**Problem details**: Exactly as written, retype the lines that run from the line holding "Transcribe this image's" through the end of the records below. Do not include pictures.
** Start of Data entries **
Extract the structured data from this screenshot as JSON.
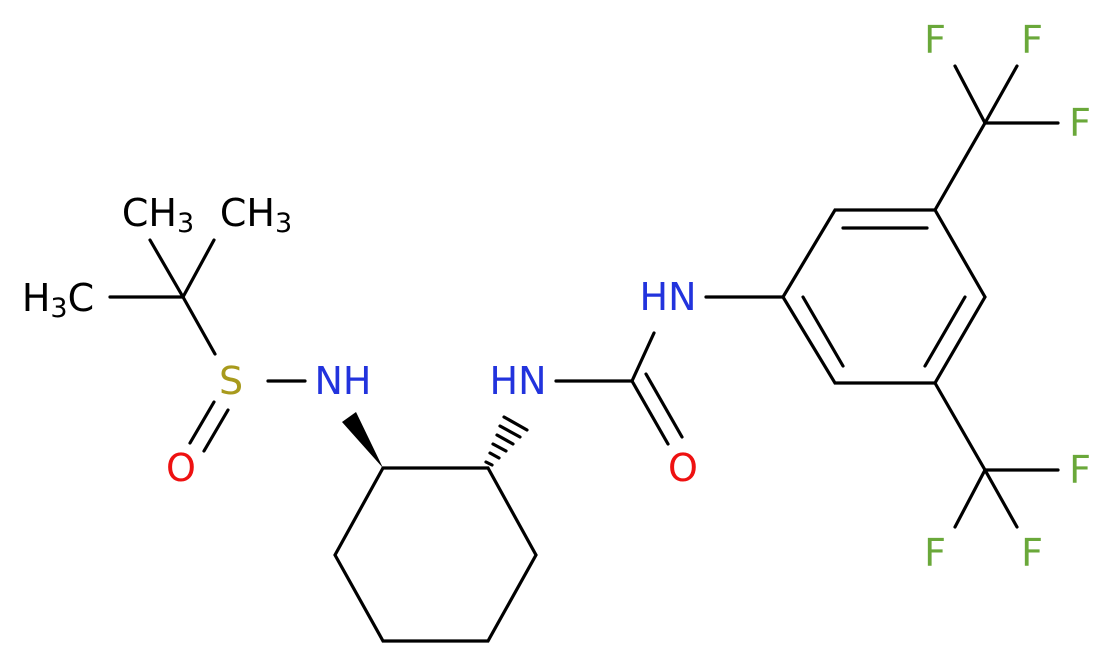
{
  "atoms": {
    "methyl_1": {
      "label": "CH",
      "sub": "3"
    },
    "methyl_2": {
      "label": "CH",
      "sub": "3"
    },
    "methyl_3": {
      "pre": "H",
      "sub": "3",
      "label": "C"
    },
    "sulfur": "S",
    "sulfinyl_oxygen": "O",
    "sulfinamide_nh": "NH",
    "urea_nh_1": "HN",
    "urea_oxygen": "O",
    "urea_nh_2": "HN",
    "fluorines": [
      "F",
      "F",
      "F",
      "F",
      "F",
      "F"
    ]
  }
}
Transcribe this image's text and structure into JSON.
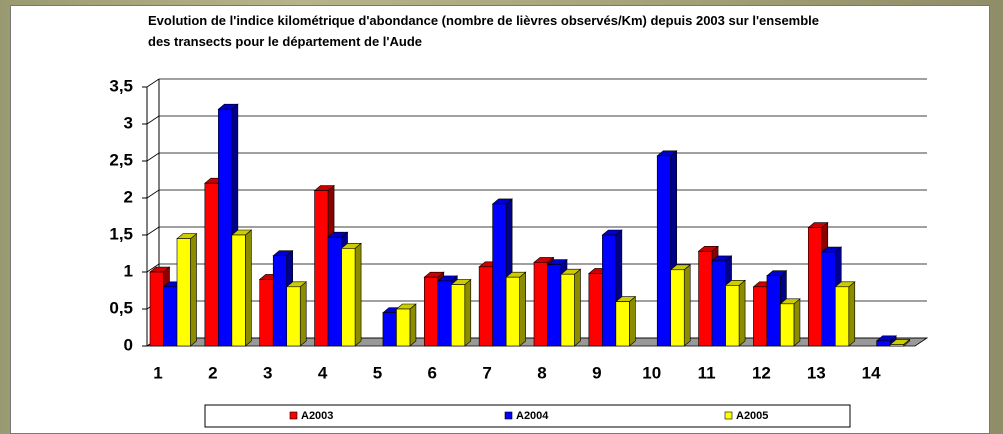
{
  "chart_data": {
    "type": "bar3d",
    "title": "Evolution de l'indice kilométrique d'abondance (nombre de lièvres observés/Km) depuis 2003 sur l'ensemble des transects pour le département de l'Aude",
    "categories": [
      "1",
      "2",
      "3",
      "4",
      "5",
      "6",
      "7",
      "8",
      "9",
      "10",
      "11",
      "12",
      "13",
      "14"
    ],
    "series": [
      {
        "name": "A2003",
        "color": "#ff0000",
        "values": [
          1.0,
          2.2,
          0.9,
          2.1,
          null,
          0.93,
          1.07,
          1.13,
          0.98,
          null,
          1.28,
          0.8,
          1.6,
          null
        ]
      },
      {
        "name": "A2004",
        "color": "#0000ff",
        "values": [
          0.8,
          3.2,
          1.22,
          1.47,
          0.45,
          0.88,
          1.92,
          1.1,
          1.5,
          2.57,
          1.15,
          0.95,
          1.27,
          0.07
        ]
      },
      {
        "name": "A2005",
        "color": "#ffff00",
        "values": [
          1.45,
          1.5,
          0.8,
          1.32,
          0.5,
          0.83,
          0.93,
          0.97,
          0.6,
          1.03,
          0.82,
          0.57,
          0.8,
          0.02
        ]
      }
    ],
    "ylim": [
      0,
      3.5
    ],
    "yticks": [
      0,
      {
        "value": 0.5,
        "label": "0,5"
      },
      1,
      {
        "value": 1.5,
        "label": "1,5"
      },
      2,
      {
        "value": 2.5,
        "label": "2,5"
      },
      3,
      {
        "value": 3.5,
        "label": "3,5"
      }
    ],
    "grid": true,
    "legend": "bottom"
  }
}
** End of Data entries **
**Exercise response**:
Transcribe this image's text and structure into JSON.
{
  "chart_data": {
    "type": "bar3d",
    "title": "Evolution de l'indice kilométrique d'abondance (nombre de lièvres observés/Km) depuis 2003 sur l'ensemble des transects pour le département de l'Aude",
    "categories": [
      "1",
      "2",
      "3",
      "4",
      "5",
      "6",
      "7",
      "8",
      "9",
      "10",
      "11",
      "12",
      "13",
      "14"
    ],
    "series": [
      {
        "name": "A2003",
        "color": "#ff0000",
        "values": [
          1.0,
          2.2,
          0.9,
          2.1,
          null,
          0.93,
          1.07,
          1.13,
          0.98,
          null,
          1.28,
          0.8,
          1.6,
          null
        ]
      },
      {
        "name": "A2004",
        "color": "#0000ff",
        "values": [
          0.8,
          3.2,
          1.22,
          1.47,
          0.45,
          0.88,
          1.92,
          1.1,
          1.5,
          2.57,
          1.15,
          0.95,
          1.27,
          0.07
        ]
      },
      {
        "name": "A2005",
        "color": "#ffff00",
        "values": [
          1.45,
          1.5,
          0.8,
          1.32,
          0.5,
          0.83,
          0.93,
          0.97,
          0.6,
          1.03,
          0.82,
          0.57,
          0.8,
          0.02
        ]
      }
    ],
    "ylim": [
      0,
      3.5
    ],
    "yticks": [
      0,
      {
        "value": 0.5,
        "label": "0,5"
      },
      1,
      {
        "value": 1.5,
        "label": "1,5"
      },
      2,
      {
        "value": 2.5,
        "label": "2,5"
      },
      3,
      {
        "value": 3.5,
        "label": "3,5"
      }
    ],
    "grid": true,
    "legend": "bottom"
  }
}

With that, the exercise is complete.